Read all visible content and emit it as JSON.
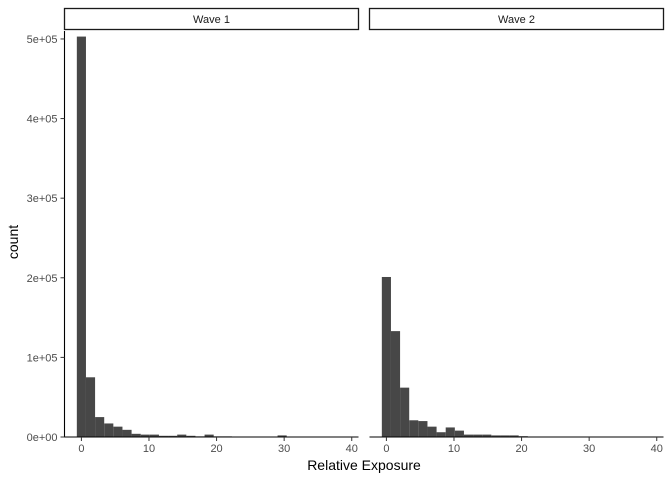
{
  "chart_data": {
    "type": "bar",
    "subtype": "faceted-histogram",
    "xlabel": "Relative Exposure",
    "ylabel": "count",
    "xlim": [
      -2.5,
      41
    ],
    "ylim": [
      0,
      510000
    ],
    "x_ticks": [
      0,
      10,
      20,
      30,
      40
    ],
    "x_tick_labels": [
      "0",
      "10",
      "20",
      "30",
      "40"
    ],
    "y_ticks": [
      0,
      100000,
      200000,
      300000,
      400000,
      500000
    ],
    "y_tick_labels": [
      "0e+00",
      "1e+05",
      "2e+05",
      "3e+05",
      "4e+05",
      "5e+05"
    ],
    "grid": false,
    "bin_width": 1.35,
    "bin_start": -0.675,
    "panels": [
      {
        "label": "Wave 1",
        "counts": [
          503000,
          75000,
          25000,
          17000,
          13000,
          9000,
          4000,
          3000,
          3000,
          1500,
          1500,
          3000,
          1500,
          800,
          3000,
          800,
          800,
          500,
          500,
          500,
          500,
          500,
          2000,
          300,
          300,
          200,
          300,
          200,
          200
        ]
      },
      {
        "label": "Wave 2",
        "counts": [
          201000,
          133000,
          62000,
          21000,
          20000,
          13000,
          6000,
          12000,
          8000,
          3000,
          3000,
          3000,
          2000,
          2000,
          2000,
          1000,
          500,
          500,
          500,
          500,
          500,
          500,
          500,
          300,
          300,
          200,
          200,
          200
        ]
      }
    ]
  }
}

┄┄┄┄┄┄┄┄┄┄┄┄┄┄┄┄┄┄┄┄

Reproduce the material above verbatim; omit every picture.

**THE COMPLETED TASK:**
Read all visible content and emit it as JSON.
{
  "chart_data": {
    "type": "bar",
    "subtype": "faceted-histogram",
    "xlabel": "Relative Exposure",
    "ylabel": "count",
    "xlim": [
      -2.5,
      41
    ],
    "ylim": [
      0,
      510000
    ],
    "x_ticks": [
      0,
      10,
      20,
      30,
      40
    ],
    "x_tick_labels": [
      "0",
      "10",
      "20",
      "30",
      "40"
    ],
    "y_ticks": [
      0,
      100000,
      200000,
      300000,
      400000,
      500000
    ],
    "y_tick_labels": [
      "0e+00",
      "1e+05",
      "2e+05",
      "3e+05",
      "4e+05",
      "5e+05"
    ],
    "grid": false,
    "bin_width": 1.35,
    "bin_start": -0.675,
    "panels": [
      {
        "label": "Wave 1",
        "counts": [
          503000,
          75000,
          25000,
          17000,
          13000,
          9000,
          4000,
          3000,
          3000,
          1500,
          1500,
          3000,
          1500,
          800,
          3000,
          800,
          800,
          500,
          500,
          500,
          500,
          500,
          2000,
          300,
          300,
          200,
          300,
          200,
          200
        ]
      },
      {
        "label": "Wave 2",
        "counts": [
          201000,
          133000,
          62000,
          21000,
          20000,
          13000,
          6000,
          12000,
          8000,
          3000,
          3000,
          3000,
          2000,
          2000,
          2000,
          1000,
          500,
          500,
          500,
          500,
          500,
          500,
          500,
          300,
          300,
          200,
          200,
          200
        ]
      }
    ]
  }
}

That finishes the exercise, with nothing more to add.